--- INSTRUCTIONS FOR THE TASK ---
Pick out all lines of the entries that include the word "занимљив" and copy them.

--- DATA RECORDS ---
↓

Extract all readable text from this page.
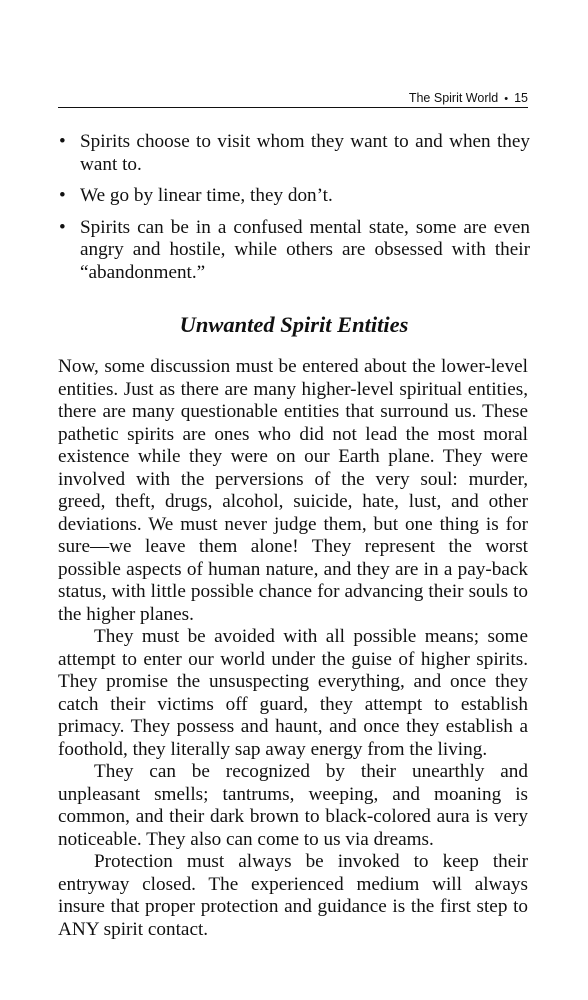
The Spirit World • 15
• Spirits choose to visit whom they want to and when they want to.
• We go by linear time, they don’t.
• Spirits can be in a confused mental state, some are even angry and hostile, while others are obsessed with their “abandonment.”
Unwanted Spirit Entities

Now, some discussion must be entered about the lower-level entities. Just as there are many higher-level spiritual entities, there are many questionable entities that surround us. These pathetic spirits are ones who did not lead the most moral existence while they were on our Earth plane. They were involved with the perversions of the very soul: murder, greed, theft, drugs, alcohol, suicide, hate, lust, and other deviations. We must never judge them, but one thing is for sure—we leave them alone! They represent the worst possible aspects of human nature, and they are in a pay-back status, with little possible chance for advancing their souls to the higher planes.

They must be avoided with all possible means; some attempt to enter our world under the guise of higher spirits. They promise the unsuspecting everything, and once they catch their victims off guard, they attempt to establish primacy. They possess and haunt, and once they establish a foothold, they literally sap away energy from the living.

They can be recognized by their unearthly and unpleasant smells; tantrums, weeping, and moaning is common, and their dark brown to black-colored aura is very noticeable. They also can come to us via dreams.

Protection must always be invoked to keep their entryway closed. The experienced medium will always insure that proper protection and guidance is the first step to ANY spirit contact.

↑
↓

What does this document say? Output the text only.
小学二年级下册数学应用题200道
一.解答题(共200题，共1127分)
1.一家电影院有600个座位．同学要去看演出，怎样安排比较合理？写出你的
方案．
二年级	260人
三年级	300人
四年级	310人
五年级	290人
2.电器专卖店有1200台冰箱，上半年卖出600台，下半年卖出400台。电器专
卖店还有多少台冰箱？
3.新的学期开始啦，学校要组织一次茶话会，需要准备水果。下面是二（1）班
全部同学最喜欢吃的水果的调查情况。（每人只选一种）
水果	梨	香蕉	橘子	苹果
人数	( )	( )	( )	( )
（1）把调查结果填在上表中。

↑
↓

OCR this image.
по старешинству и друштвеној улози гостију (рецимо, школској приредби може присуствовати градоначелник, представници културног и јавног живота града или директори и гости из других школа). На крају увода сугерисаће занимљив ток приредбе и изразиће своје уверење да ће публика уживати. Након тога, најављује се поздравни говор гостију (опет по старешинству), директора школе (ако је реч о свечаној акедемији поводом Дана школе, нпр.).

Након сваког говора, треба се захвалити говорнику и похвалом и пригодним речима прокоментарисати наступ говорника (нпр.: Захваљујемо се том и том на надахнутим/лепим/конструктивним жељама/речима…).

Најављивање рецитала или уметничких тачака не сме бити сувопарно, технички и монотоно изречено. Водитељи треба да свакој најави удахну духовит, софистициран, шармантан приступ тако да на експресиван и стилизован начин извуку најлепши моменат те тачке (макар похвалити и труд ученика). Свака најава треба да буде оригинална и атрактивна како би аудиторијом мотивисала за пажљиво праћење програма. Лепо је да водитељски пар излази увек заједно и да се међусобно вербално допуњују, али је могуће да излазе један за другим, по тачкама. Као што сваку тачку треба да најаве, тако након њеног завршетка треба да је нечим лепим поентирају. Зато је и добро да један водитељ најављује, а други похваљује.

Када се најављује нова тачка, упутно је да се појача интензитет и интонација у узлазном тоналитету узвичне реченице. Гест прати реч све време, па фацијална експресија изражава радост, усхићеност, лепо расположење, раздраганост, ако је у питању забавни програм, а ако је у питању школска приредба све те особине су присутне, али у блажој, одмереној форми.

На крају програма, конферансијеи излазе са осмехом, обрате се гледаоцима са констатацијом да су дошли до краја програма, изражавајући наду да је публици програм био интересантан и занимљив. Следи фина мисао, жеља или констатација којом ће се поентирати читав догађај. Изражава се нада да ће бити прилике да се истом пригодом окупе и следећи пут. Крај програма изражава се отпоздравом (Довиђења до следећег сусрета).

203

↑

--- REPLY ---
по старешинству и друштвеној улози гостију (рецимо, школској приредби може присуствовати градоначелник, представници културног и јавног живота града или директори и гости из других школа). На крају увода сугерисаће занимљив ток приредбе и изразиће своје уверење да ће публика уживати. Након тога, најављује се поздравни говор гостију (опет по старешинству), директора школе (ако је реч о свечаној акедемији поводом Дана школе, нпр.).
На крају програма, конферансијеи излазе са осмехом, обрате се гледаоцима са констатацијом да су дошли до краја програма, изражавајући наду да је публици програм био интересантан и занимљив. Следи фина мисао, жеља или констатација којом ће се поентирати читав догађај. Изражава се нада да ће бити прилике да се истом пригодом окупе и следећи пут. Крај програма изражава се отпоздравом (Довиђења до следећег сусрета).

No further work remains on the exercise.